INSTRUCTION: Rewrite the data below as a Markdown table with the columns Row and Line, from the start up to and including the line with "scatter-point <box>163 160 165 163</box>". Number each line in order and leave out any blank lines.

DATA FOR THIS TASK:

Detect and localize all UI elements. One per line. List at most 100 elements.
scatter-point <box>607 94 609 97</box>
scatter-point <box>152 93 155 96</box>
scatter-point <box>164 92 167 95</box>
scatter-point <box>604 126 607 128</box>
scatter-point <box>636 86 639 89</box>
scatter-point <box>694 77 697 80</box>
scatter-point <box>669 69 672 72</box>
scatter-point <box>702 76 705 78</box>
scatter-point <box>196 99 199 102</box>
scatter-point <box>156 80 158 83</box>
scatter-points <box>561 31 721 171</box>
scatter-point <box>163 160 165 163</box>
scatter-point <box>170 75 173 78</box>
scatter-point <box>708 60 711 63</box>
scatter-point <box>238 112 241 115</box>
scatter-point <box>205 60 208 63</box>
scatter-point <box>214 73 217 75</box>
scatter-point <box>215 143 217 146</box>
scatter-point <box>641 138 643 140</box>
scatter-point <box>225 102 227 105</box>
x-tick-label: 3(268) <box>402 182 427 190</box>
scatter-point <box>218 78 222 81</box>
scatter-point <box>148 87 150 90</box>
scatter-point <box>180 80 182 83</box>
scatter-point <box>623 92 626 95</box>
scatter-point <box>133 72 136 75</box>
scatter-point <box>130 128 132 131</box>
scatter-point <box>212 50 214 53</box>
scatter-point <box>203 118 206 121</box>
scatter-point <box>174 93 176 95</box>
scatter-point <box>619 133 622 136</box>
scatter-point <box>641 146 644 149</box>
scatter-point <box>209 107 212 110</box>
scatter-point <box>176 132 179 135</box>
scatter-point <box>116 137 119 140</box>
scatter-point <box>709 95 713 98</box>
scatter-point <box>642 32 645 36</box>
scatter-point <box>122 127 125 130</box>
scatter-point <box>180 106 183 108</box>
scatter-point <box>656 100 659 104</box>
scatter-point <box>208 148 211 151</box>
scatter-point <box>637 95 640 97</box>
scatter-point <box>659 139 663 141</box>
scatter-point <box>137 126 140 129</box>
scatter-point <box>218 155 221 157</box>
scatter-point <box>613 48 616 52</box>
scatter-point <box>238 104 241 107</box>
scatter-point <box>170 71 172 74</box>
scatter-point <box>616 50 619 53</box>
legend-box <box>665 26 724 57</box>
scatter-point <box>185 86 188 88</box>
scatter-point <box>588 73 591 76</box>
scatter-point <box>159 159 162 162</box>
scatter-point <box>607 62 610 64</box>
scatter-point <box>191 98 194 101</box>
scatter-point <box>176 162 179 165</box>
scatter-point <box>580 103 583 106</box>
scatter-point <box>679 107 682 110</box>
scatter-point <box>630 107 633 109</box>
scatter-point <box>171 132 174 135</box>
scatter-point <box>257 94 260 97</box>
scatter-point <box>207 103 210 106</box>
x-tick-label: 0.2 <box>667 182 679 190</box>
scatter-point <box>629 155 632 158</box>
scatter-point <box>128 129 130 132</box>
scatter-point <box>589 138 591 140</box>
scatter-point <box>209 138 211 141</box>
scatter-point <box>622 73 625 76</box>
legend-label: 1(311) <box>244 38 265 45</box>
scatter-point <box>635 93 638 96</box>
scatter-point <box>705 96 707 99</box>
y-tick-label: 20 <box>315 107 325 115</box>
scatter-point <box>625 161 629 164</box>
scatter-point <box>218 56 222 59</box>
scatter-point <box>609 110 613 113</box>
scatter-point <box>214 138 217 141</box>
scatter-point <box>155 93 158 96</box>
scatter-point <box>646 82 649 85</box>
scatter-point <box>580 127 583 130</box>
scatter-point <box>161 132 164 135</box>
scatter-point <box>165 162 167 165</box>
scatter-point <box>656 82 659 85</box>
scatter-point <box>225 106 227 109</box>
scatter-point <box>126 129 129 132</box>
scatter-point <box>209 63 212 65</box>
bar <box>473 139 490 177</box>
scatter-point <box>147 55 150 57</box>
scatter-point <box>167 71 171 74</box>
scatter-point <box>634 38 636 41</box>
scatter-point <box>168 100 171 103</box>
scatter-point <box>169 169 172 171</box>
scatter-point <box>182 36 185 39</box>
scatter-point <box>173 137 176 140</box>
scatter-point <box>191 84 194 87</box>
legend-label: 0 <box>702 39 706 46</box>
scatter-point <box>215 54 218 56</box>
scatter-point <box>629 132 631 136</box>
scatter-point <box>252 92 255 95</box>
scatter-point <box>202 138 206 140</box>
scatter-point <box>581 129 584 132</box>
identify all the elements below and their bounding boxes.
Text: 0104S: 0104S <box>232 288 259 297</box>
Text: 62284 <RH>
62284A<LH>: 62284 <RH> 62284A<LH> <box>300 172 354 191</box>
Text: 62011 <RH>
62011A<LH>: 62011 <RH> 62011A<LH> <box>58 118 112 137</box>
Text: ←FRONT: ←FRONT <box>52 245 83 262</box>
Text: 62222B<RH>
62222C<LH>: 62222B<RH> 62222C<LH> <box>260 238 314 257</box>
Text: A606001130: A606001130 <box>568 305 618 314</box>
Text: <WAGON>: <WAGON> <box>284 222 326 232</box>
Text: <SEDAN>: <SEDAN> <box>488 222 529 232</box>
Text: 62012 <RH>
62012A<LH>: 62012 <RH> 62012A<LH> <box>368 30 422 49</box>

FINISHED ANSWER:
| Row | Line |
|---|---|
| 1 | Detect and localize all UI elements. One per line. List at most 100 elements. |
| 2 | scatter-point <box>607 94 609 97</box> |
| 3 | scatter-point <box>152 93 155 96</box> |
| 4 | scatter-point <box>164 92 167 95</box> |
| 5 | scatter-point <box>604 126 607 128</box> |
| 6 | scatter-point <box>636 86 639 89</box> |
| 7 | scatter-point <box>694 77 697 80</box> |
| 8 | scatter-point <box>669 69 672 72</box> |
| 9 | scatter-point <box>702 76 705 78</box> |
| 10 | scatter-point <box>196 99 199 102</box> |
| 11 | scatter-point <box>156 80 158 83</box> |
| 12 | scatter-points <box>561 31 721 171</box> |
| 13 | scatter-point <box>163 160 165 163</box> |